Extract

++++++

Coach Armstrong could pitch the ball at about 70 miles per hour.  Underhand.  She was about five foot four and 120 pounds, but could form bruises the color of deep purple cabbage on our thighs and upper arms.  Batting practice was  brutal. The imprint of softball stitches on our skin were commendable alternatives for the tattoos our parents scoffed at--the markings of a true warrior. But even a field of Joan of Arcs gets tired and, frankly, over it. And just when we thought we had reached our limit, practice was over.

When all the balls were picked up and dusk dropped the temperature to the low 90’s, we would wobble to the parking lot hoping for some matronly sympathy, but even our mothers were merciless.  Mine would scream as she rumbled up in her clunker of a Volvo, “it’s good for you!”



“The frailest creature on the diamond is frequently the male umpire.” –The Saturday Evening Post, 1942



Things that can happen during the time from which the ball leaves the pitcher’s fingertips to when it thwacks into the pocket of the catcher’s glove (this moment lasts for approximately one second):
Someone, somewhere, blinks.
An ‘i’ is dotted.
A calm heart thumps twice.
A knuckle is popped.
A kiss is ended.
The top to a pen is snapped back on.
Lipstick is smeared by a bump in the road.
A grey hair is plucked out.
The knees of a toddler buckle.
Someone says yes.
A gun is fired.
The breath before the music starts.



[A baseball field in a small town or a big city.] The stands are not full enough to produce the familiar clamor of ball fans.  The spectators that are there are hot.  They are sweating through their linen shirts and wool slacks.  They wish they were not wearing suspenders.  The sun is fire, and the glare off the green grass heats up the wire rims of sunglasses.  They are not there to watch the game.  They are there to keep their minds off of Nazis on a beautiful summer day.  But every so often the wooden slats of the stadium rattle against the roar of airplanes.

++++++

Set problem 1
In the softball essay, how fast could Coach Armstrong pitch the ball?
Set problem 2
Set down the stretch of the softball essay from "When all the" through "Someone, somewhere, blinks.", word for word.
Set problem 3
Pick up the softball essay where it stops and keep writing it.

++++++

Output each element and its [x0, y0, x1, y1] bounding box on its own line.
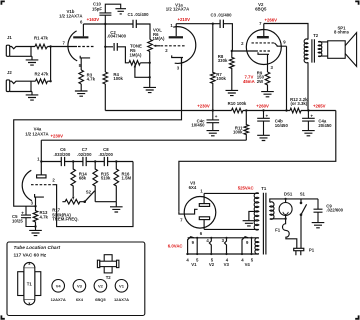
- svg-text:68k: 68k: [79, 176, 87, 181]
- svg-text:+210V: +210V: [178, 17, 191, 22]
- svg-text:100k: 100k: [233, 130, 243, 135]
- chart tube V3: [73, 280, 86, 293]
- V1b cathode: [80, 56, 90, 70]
- svg-text:117 VAC 60 Hz: 117 VAC 60 Hz: [14, 253, 47, 259]
- resistor R17 500k(RA): [62, 199, 84, 204]
- V2 grid2/screen (dashed): [252, 42, 275, 44]
- svg-text:C1 .01/400: C1 .01/400: [127, 12, 149, 17]
- heater bus top rail: [188, 237, 259, 239]
- svg-text:S2: S2: [86, 189, 92, 194]
- wire C2 to tone pot: [117, 47, 129, 63]
- capacitor C4c 10/450: [207, 111, 220, 131]
- svg-text:R1 47k: R1 47k: [34, 36, 48, 41]
- svg-text:1: 1: [37, 156, 40, 161]
- T1 primary bottom wire: [270, 218, 286, 220]
- svg-text:7: 7: [180, 218, 183, 223]
- corner mark bottom-right: [355, 315, 358, 318]
- wire V3 plate1 to T1: [204, 192, 259, 194]
- tremolo B+ rail: [41, 139, 246, 141]
- svg-text:P1: P1: [309, 248, 315, 253]
- B+ bus: [105, 110, 335, 112]
- chart tube V2: [94, 280, 107, 293]
- V3 cathode: [179, 209, 198, 214]
- V4 heater loop: [242, 237, 252, 254]
- T1 heater winding: [255, 238, 259, 254]
- resistor R16 1.5M: [114, 162, 119, 202]
- V1b plate: [73, 36, 88, 38]
- svg-text:1M(A): 1M(A): [153, 36, 166, 41]
- svg-text:V3: V3: [77, 283, 83, 288]
- capacitor C10 15pF: [99, 4, 120, 24]
- svg-text:+266V: +266V: [265, 18, 278, 23]
- svg-text:.022/600: .022/600: [326, 208, 343, 213]
- T2 primary to B+ bus: [307, 62, 309, 110]
- svg-text:6: 6: [200, 231, 203, 236]
- corner mark top-left: [1, 1, 4, 4]
- V2 plate wire to T2: [264, 24, 308, 40]
- svg-text:V2: V2: [209, 262, 215, 267]
- wire node down to R2: [50, 47, 52, 82]
- V1a plate: [169, 36, 183, 38]
- svg-text:.02/200: .02/200: [77, 152, 92, 157]
- svg-text:4: 4: [206, 238, 209, 243]
- svg-text:10/25: 10/25: [12, 218, 23, 223]
- svg-text:6BQ5: 6BQ5: [255, 6, 267, 11]
- svg-text:+: +: [310, 114, 313, 119]
- tube V4a envelope: [22, 170, 32, 200]
- resistor R14 68k: [71, 162, 76, 197]
- tone wiper to ground wire: [135, 66, 150, 77]
- resistor R4 100k: [103, 72, 108, 84]
- wire C1 to volume pot: [136, 24, 150, 40]
- V2 plate: [257, 36, 269, 38]
- svg-text:2: 2: [241, 41, 244, 46]
- capacitor C1 .01/400: [133, 20, 136, 28]
- transformer T2 primary: [304, 39, 308, 63]
- svg-text:V4: V4: [245, 262, 251, 267]
- resistor R15 510k: [93, 162, 98, 202]
- svg-text:2W: 2W: [257, 79, 264, 84]
- V2 heater wire: [209, 238, 211, 254]
- resistor R1 47k: [35, 44, 48, 49]
- svg-text:J1: J1: [7, 35, 12, 40]
- svg-text:F1: F1: [275, 227, 281, 232]
- V3 plate 2: [199, 217, 209, 220]
- svg-text:525VAC: 525VAC: [238, 185, 254, 190]
- T1 HV center tap to ground: [249, 211, 259, 220]
- svg-text:8 ohms: 8 ohms: [334, 30, 350, 35]
- svg-text:V4: V4: [56, 283, 62, 288]
- node junction: [49, 45, 51, 47]
- resistor R13 4.7k: [33, 206, 38, 230]
- T1 primary top wire: [270, 199, 318, 203]
- svg-text:5: 5: [251, 258, 254, 263]
- svg-text:4: 4: [186, 258, 189, 263]
- svg-text:6BQ5: 6BQ5: [95, 297, 106, 302]
- svg-text:2: 2: [52, 178, 55, 183]
- svg-text:V1: V1: [191, 262, 197, 267]
- V3 heater wire: [225, 238, 227, 254]
- svg-text:1/2 12AX7A: 1/2 12AX7A: [25, 131, 48, 136]
- capacitor C7 .02/200: [83, 157, 86, 166]
- resistor R3 4.7k: [79, 70, 84, 84]
- svg-text:.033/200: .033/200: [54, 152, 71, 157]
- svg-text:6X4: 6X4: [189, 185, 197, 190]
- svg-text:R2 47k: R2 47k: [35, 72, 49, 77]
- speaker SP1: [328, 41, 346, 59]
- ground (input jacks): [26, 56, 39, 65]
- chart tube V4: [52, 280, 65, 293]
- resistor R11 100k: [244, 111, 249, 141]
- tube V1b envelope: [68, 31, 77, 61]
- jack J1: [6, 45, 9, 56]
- svg-text:330k: 330k: [218, 58, 228, 63]
- resistor R7 100k: [211, 24, 216, 111]
- svg-text:V1: V1: [119, 283, 125, 288]
- T1 primary: [270, 202, 274, 219]
- svg-text:+: +: [266, 114, 269, 119]
- lamp DS1: [279, 203, 292, 216]
- svg-text:6.0VAC: 6.0VAC: [168, 244, 183, 249]
- ground (VOL/TONE): [143, 87, 156, 92]
- transformer T1 HV secondary: [254, 193, 259, 230]
- volume pot R6 1M(A): [148, 40, 153, 52]
- svg-text:V3: V3: [224, 262, 230, 267]
- V1a cathode to V4a cathode (trem) wire: [14, 58, 182, 207]
- svg-text:4.7k: 4.7k: [40, 215, 49, 220]
- svg-text:1: 1: [200, 189, 203, 194]
- switch S2: [85, 191, 95, 202]
- svg-text:9: 9: [283, 39, 286, 44]
- svg-text:10/450: 10/450: [275, 123, 289, 128]
- svg-text:.0047/400: .0047/400: [107, 34, 127, 39]
- svg-text:TREM.FREQ.: TREM.FREQ.: [52, 217, 78, 222]
- svg-text:+: +: [215, 114, 218, 119]
- resistor R10 100k: [232, 108, 243, 113]
- capacitor C3 .01/400: [220, 20, 223, 28]
- V4a grid feedback loop: [54, 162, 133, 227]
- corner mark top-right: [355, 1, 358, 4]
- V2 beam connector to pin 9: [274, 43, 286, 46]
- svg-text:.02/200: .02/200: [99, 152, 114, 157]
- svg-text:T1: T1: [27, 281, 33, 286]
- ground (trem): [110, 207, 123, 212]
- svg-text:1/2 12AX7A: 1/2 12AX7A: [59, 14, 82, 19]
- svg-text:9: 9: [246, 240, 249, 245]
- svg-text:9: 9: [192, 240, 195, 245]
- svg-text:C3 .01/400: C3 .01/400: [210, 13, 232, 18]
- svg-text:+163V: +163V: [87, 17, 100, 22]
- svg-text:3: 3: [31, 201, 34, 206]
- svg-text:T2: T2: [313, 33, 319, 38]
- vertical wire R4 (plate load): [104, 24, 106, 72]
- svg-text:7: 7: [63, 40, 66, 45]
- svg-text:V2: V2: [98, 283, 104, 288]
- T1 core: [263, 193, 266, 255]
- tone pot R5 1M(A): [129, 61, 150, 66]
- ground (V4a cathode): [29, 230, 42, 235]
- capacitor C6 .033/200: [61, 157, 64, 166]
- chart T2 symbol: [104, 255, 112, 273]
- svg-text:+265V: +265V: [313, 104, 326, 109]
- heater bus bottom rail: [186, 253, 258, 255]
- capacitor C9 .022/600: [314, 199, 323, 223]
- tube V3 envelope: [184, 197, 216, 229]
- jack J2: [6, 80, 9, 92]
- svg-text:100k: 100k: [216, 76, 226, 81]
- svg-text:Tube Location Chart: Tube Location Chart: [14, 245, 61, 251]
- V4a plate: [37, 175, 46, 178]
- svg-text:510k: 510k: [101, 176, 111, 181]
- chart tube V1: [115, 280, 128, 293]
- ground (T1 CT): [243, 221, 256, 226]
- svg-text:(or 3.3k): (or 3.3k): [290, 101, 307, 106]
- svg-text:3: 3: [271, 65, 274, 70]
- ground (V1b cathode): [75, 84, 88, 96]
- trem ground wire: [95, 202, 116, 207]
- svg-text:6X4: 6X4: [76, 297, 84, 302]
- V1 heater loop: [188, 237, 198, 254]
- capacitor C2 .0047/400: [114, 43, 117, 51]
- svg-text:+: +: [21, 210, 24, 215]
- ground (R9): [261, 92, 274, 97]
- cathode node wire: [34, 205, 36, 207]
- svg-text:15pF: 15pF: [92, 7, 102, 12]
- svg-text:T1: T1: [261, 186, 267, 191]
- ground (C4a): [302, 131, 315, 136]
- switch S1: [301, 199, 307, 248]
- wire VOL bottom to ground: [149, 52, 151, 88]
- svg-text:DS1: DS1: [284, 191, 293, 196]
- svg-text:7: 7: [259, 21, 262, 26]
- svg-text:4.7k: 4.7k: [87, 77, 96, 82]
- svg-text:6: 6: [80, 19, 83, 24]
- resistor R8 330k: [230, 51, 235, 90]
- ground (C9): [312, 223, 325, 228]
- fuse F1: [282, 219, 296, 249]
- V2 grid1 (dashed): [256, 50, 271, 52]
- tube V2 envelope: [246, 30, 281, 65]
- ground (C4c): [207, 131, 220, 136]
- svg-text:1M(A): 1M(A): [130, 53, 143, 58]
- V2 cathode: [258, 52, 269, 72]
- wire R4 to B+ bus: [104, 84, 106, 111]
- wires T2 secondary to speaker: [318, 42, 328, 56]
- svg-text:3: 3: [222, 238, 225, 243]
- svg-text:R10 100k: R10 100k: [228, 101, 247, 106]
- svg-text:100k: 100k: [113, 76, 123, 81]
- svg-text:T2: T2: [106, 275, 112, 280]
- V1a cathode: [172, 55, 183, 66]
- R14 wiper arrow into R17: [72, 197, 74, 200]
- plug P1: [294, 248, 304, 250]
- capacitor C5 10/25: [21, 206, 36, 226]
- svg-text:12AX7A: 12AX7A: [51, 297, 66, 302]
- trem signal wire: [41, 161, 133, 163]
- tube V1a envelope: [173, 27, 196, 64]
- svg-text:12AX7A: 12AX7A: [114, 297, 129, 302]
- svg-text:1/2 12AX7A: 1/2 12AX7A: [166, 7, 189, 12]
- capacitor C4b 10/450: [257, 111, 270, 136]
- T2 core: [312, 39, 315, 62]
- svg-text:3: 3: [177, 65, 180, 70]
- svg-text:+260V: +260V: [256, 104, 269, 109]
- wire R1 to grid node: [48, 46, 78, 48]
- T2 secondary: [318, 41, 322, 56]
- wire C3 to V2 grid: [223, 24, 255, 51]
- wire V3 plate2 to T1: [204, 228, 259, 230]
- node plate/C10 wire: [83, 23, 132, 25]
- svg-text:S1: S1: [300, 191, 306, 196]
- svg-text:+230V: +230V: [51, 133, 64, 138]
- resistor R9 150 2W: [265, 72, 270, 92]
- svg-text:45mA: 45mA: [243, 79, 255, 84]
- corner mark bottom-left: [1, 315, 4, 318]
- V1a grid wire (dashed, from wiper): [161, 45, 187, 47]
- tube location chart box: [7, 242, 145, 316]
- svg-text:1.5M: 1.5M: [122, 176, 132, 181]
- chart T1 symbol: [18, 272, 24, 296]
- svg-text:J2: J2: [7, 70, 12, 75]
- resistor R2 47k: [36, 79, 51, 84]
- V1b grid (dashed): [78, 46, 94, 48]
- svg-text:20/450: 20/450: [318, 123, 332, 128]
- svg-text:2: 2: [165, 48, 168, 53]
- V4a grid (dashed): [31, 184, 54, 186]
- capacitor C4a 20/450: [302, 111, 315, 131]
- svg-text:+230V: +230V: [197, 104, 210, 109]
- resistor R12 2.2k: [290, 108, 301, 113]
- V3 plate 1: [199, 204, 209, 207]
- wire C2 branch: [105, 46, 113, 48]
- screen wire to bus: [286, 46, 288, 110]
- V1a plate wire to C3/R7: [176, 23, 220, 25]
- svg-text:10/450: 10/450: [191, 122, 205, 127]
- svg-text:1: 1: [170, 23, 173, 28]
- V4a cathode: [35, 194, 44, 206]
- ground (C4b): [257, 135, 270, 140]
- ground (C10): [115, 9, 126, 14]
- bus to rectifier rail: [179, 111, 336, 212]
- ground (R8): [226, 90, 239, 95]
- capacitor C8 .02/200: [104, 157, 107, 166]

++++++

Written response 1
About 70 miles per hour, underhand.

Written response 2
When all the balls were picked up and dusk dropped the temperature to the low 90’s, we would wobble to the parking lot hoping for some matronly sympathy, but even our mothers were merciless.  Mine would scream as she rumbled up in her clunker of a Volvo, “it’s good for you!”



“The frailest creature on the diamond is frequently the male umpire.” –The Saturday Evening Post, 1942



Things that can happen during the time from which the ball leaves the pitcher’s fingertips to when it thwacks into the pocket of the catcher’s glove (this moment lasts for approximately one second):
Someone, somewhere, blinks.

Written response 3
“Even today, when spring comes around, I think, ‘Gosh, years ago I’d be getting ready to go to spring training.’  The smell of the earth coming alive again, it just brings back memories that make you want to go get out your baseball mitt.”

Shirley Stovroff,
                    South Bend Blue Sox

My mom was, and still is, my biggest fan. She played ball with me whenever I wanted to. She always asked me if I wanted to shoot hoops before dinner. She never missed a game. I knew mothers, certainly mine, hold an importance that is embarrassing to admit when we are young.  But now, when life is real and your mother is far away, we cling to what we can, we try so hard to remember what they told us that fateful day the game didn't go our way.

Casey Candaele, former Major Leaguer who played for the Astros, the Expos, and the Indians, learned how to be an outfielder from his mother, Helen Callaghan, who played five seasons for the All-American Girl's Professional Baseball League.  The athleticism in my family has been passed down through three generations of women, starting in the 1920s, when photography was far from accurately capturing sports and made everyone look the same*  until you looked twice.    

Susan Cohen Emmons and Lane Emmons - Old Plantation Road, Atlanta, Georgia | Spring 1988

My grandmother sits in front of her television for 12+ hours a day.  Once a renowned tennis player, she now chooses to shuffle her still-able feet.  Sometimes she will get up to walk a few feet to the computer, sit down again, and start up another game of solitaire.  


She doesn't even garden anymore.  She says she is too old.  

This woman is not too old to do anything.  This is a woman who could do anything.  

* Ghostly.  

Dottie Schroeder, catcher | 1948



1. By the summer of 1943, 10 million men had joined or been drafted into the United States military, female employment in defense industries had grown by 462 percent since 1940, and 280 women were invited to Wrigley Field for the final try-outs for the All American Girls Professional Baseball League. 60 were chosen, all white. 

2. Dottie Schroeder was the only ball player who was a member for all twelve seasons of the AAGPBL.  Dottie had a lifetime batting average of .211 and a face you could fall in love with.    

3.  1953, Mamie “Peanut” Johnson becomes the first female pitcher in the Negro League.  

4.  J. Howard Miller's "We Can Do It!" poster is often thought to be Rosie the Riveter.  The original Rosie, created by Norman Rockwell, is using Mein Kampf as a footrest.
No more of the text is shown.